BEGIN Input
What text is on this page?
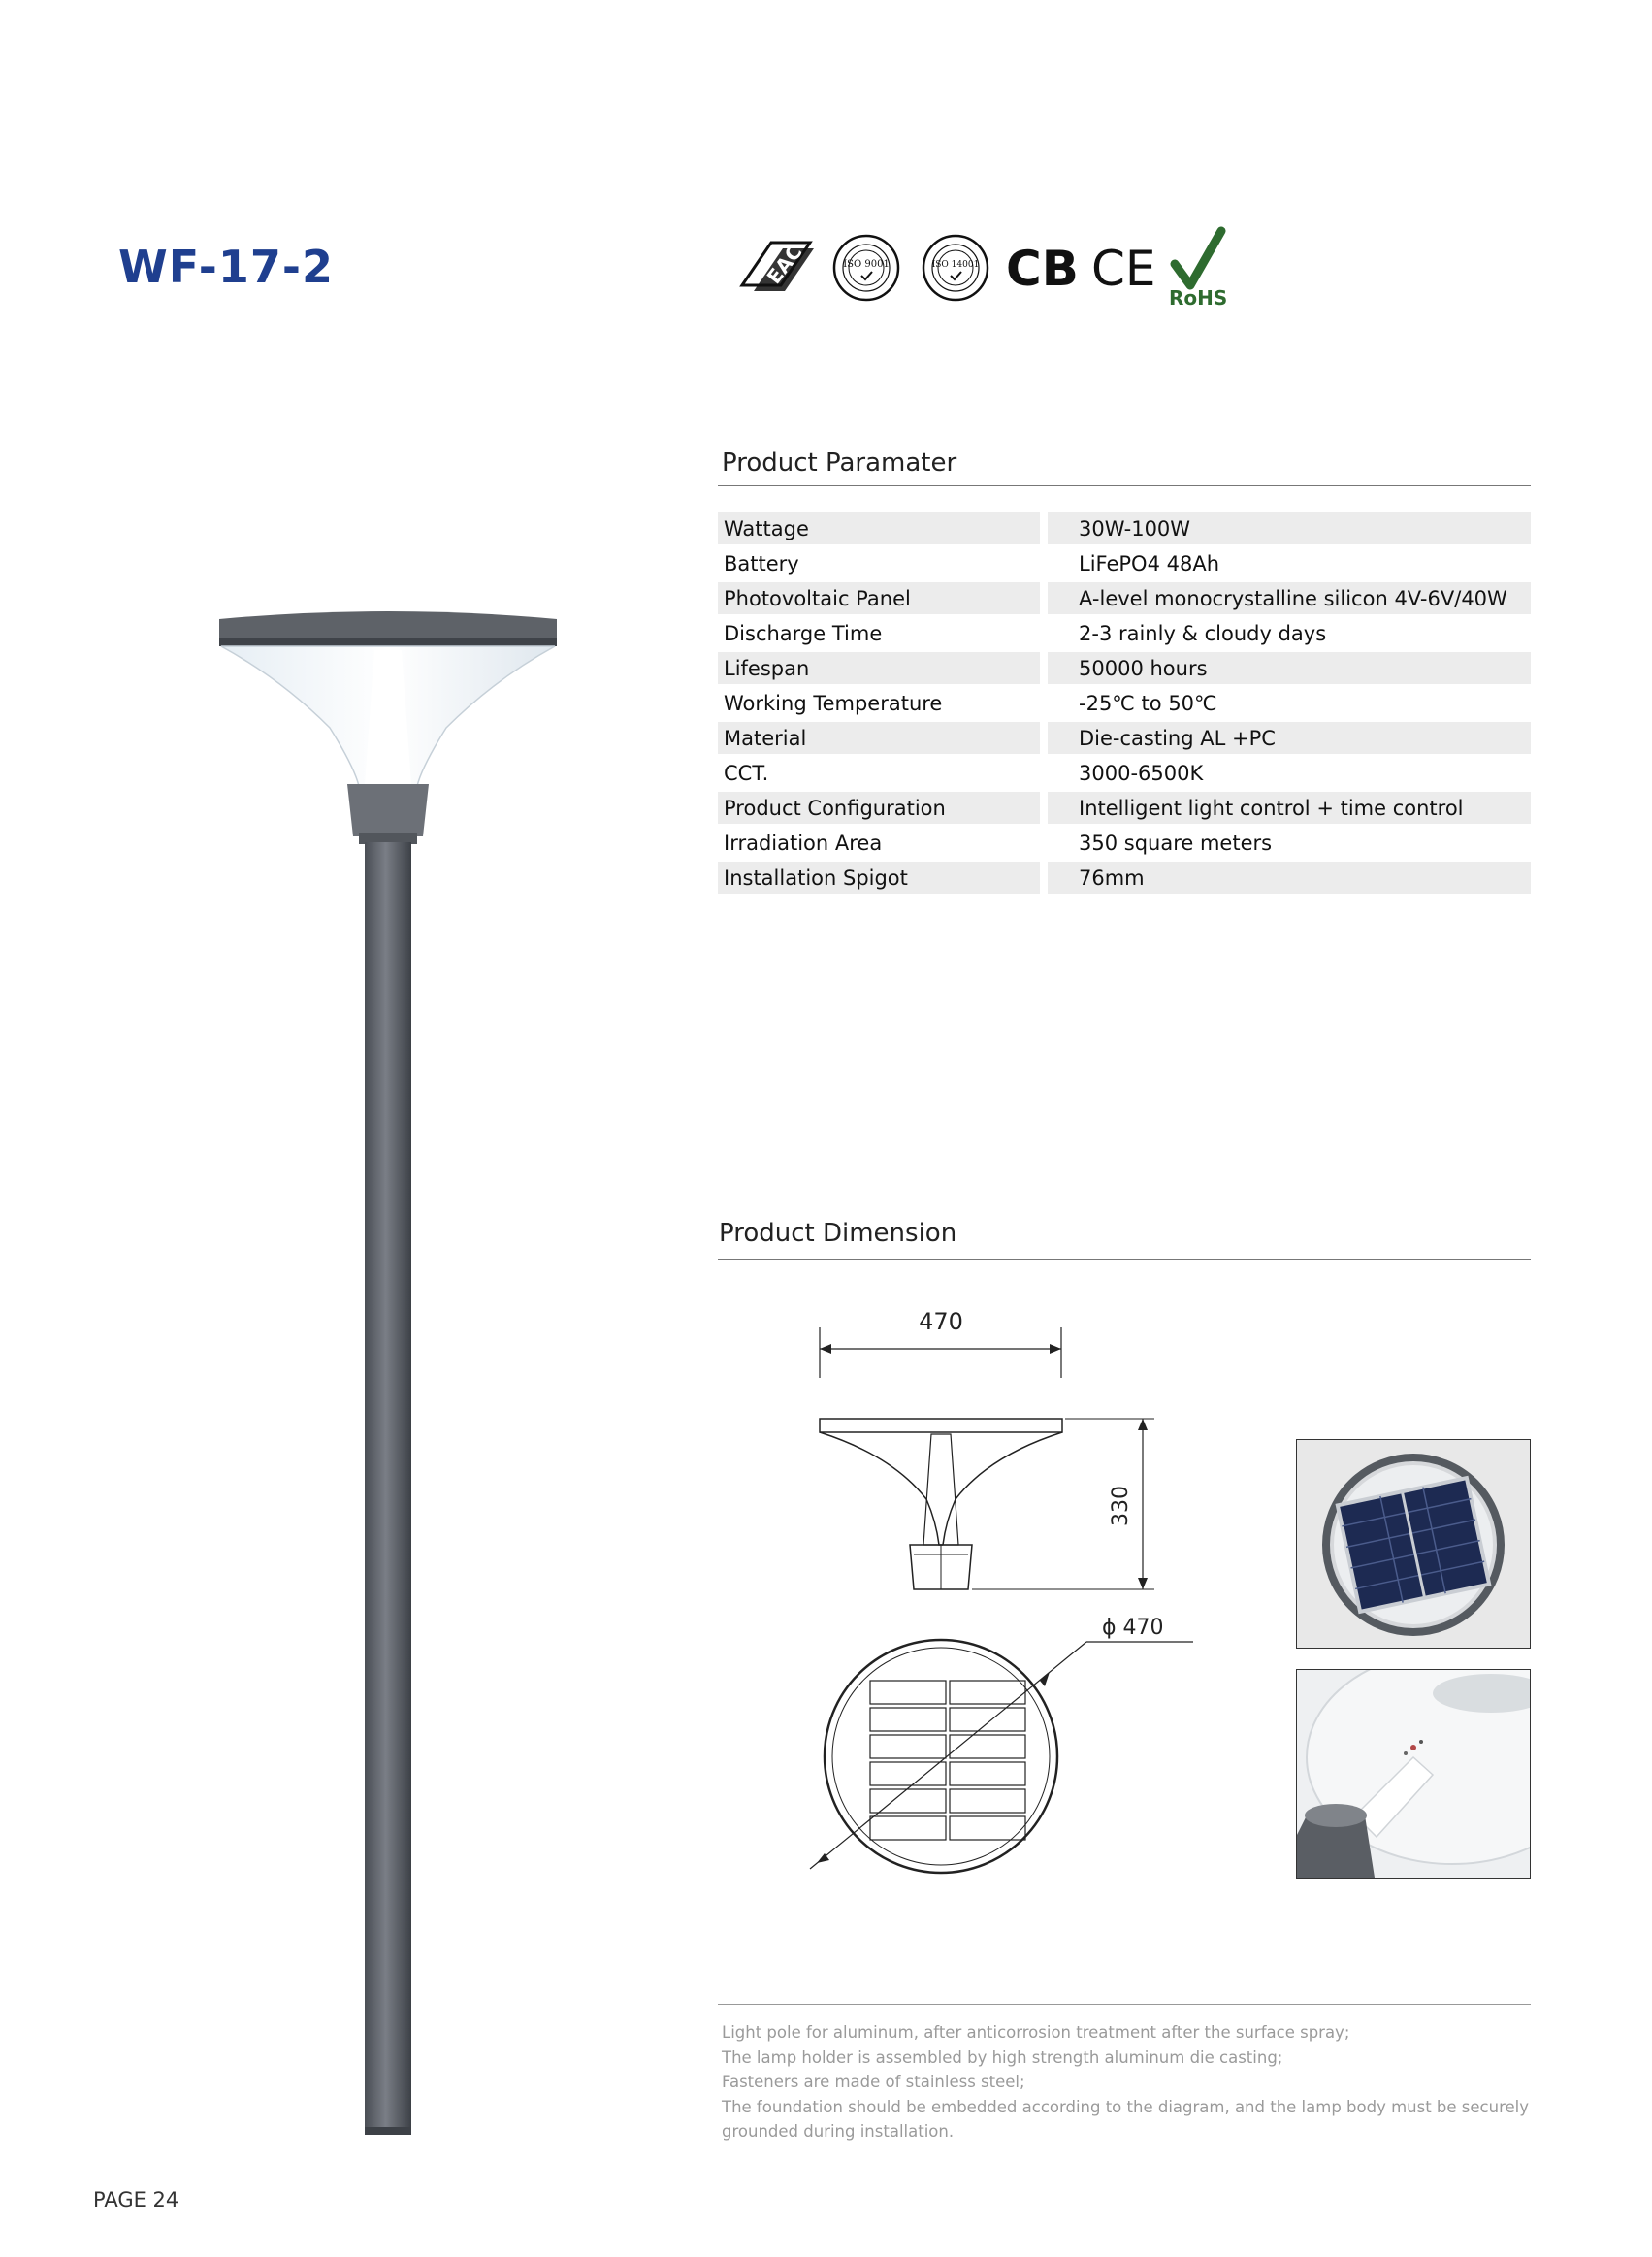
WF-17-2	EAC	ISO 9001	ISO 14001 CB CE
RoHS
Product Paramater
Wattage	30W-100W
Battery	LiFePO4 48Ah
Photovoltaic Panel	A-level monocrystalline silicon 4V-6V/40W
Discharge Time	2-3 rainly & cloudy days
Lifespan	50000 hours
Working Temperature	-25℃ to 50℃
Material	Die-casting AL +PC
CCT.	3000-6500K
Product Configuration	Intelligent light control + time control
Irradiation Area	350 square meters
Installation Spigot	76mm
Product Dimension
470
330
ϕ 470
Light pole for aluminum, after anticorrosion treatment after the surface spray;
The lamp holder is assembled by high strength aluminum die casting;
Fasteners are made of stainless steel;
The foundation should be embedded according to the diagram, and the lamp body must be securely grounded during installation.
PAGE 24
END Input
### [Instructions for the task]
Using the entries above, state how many lines include the word "lamp", with no other words.

### [Complete answer]
2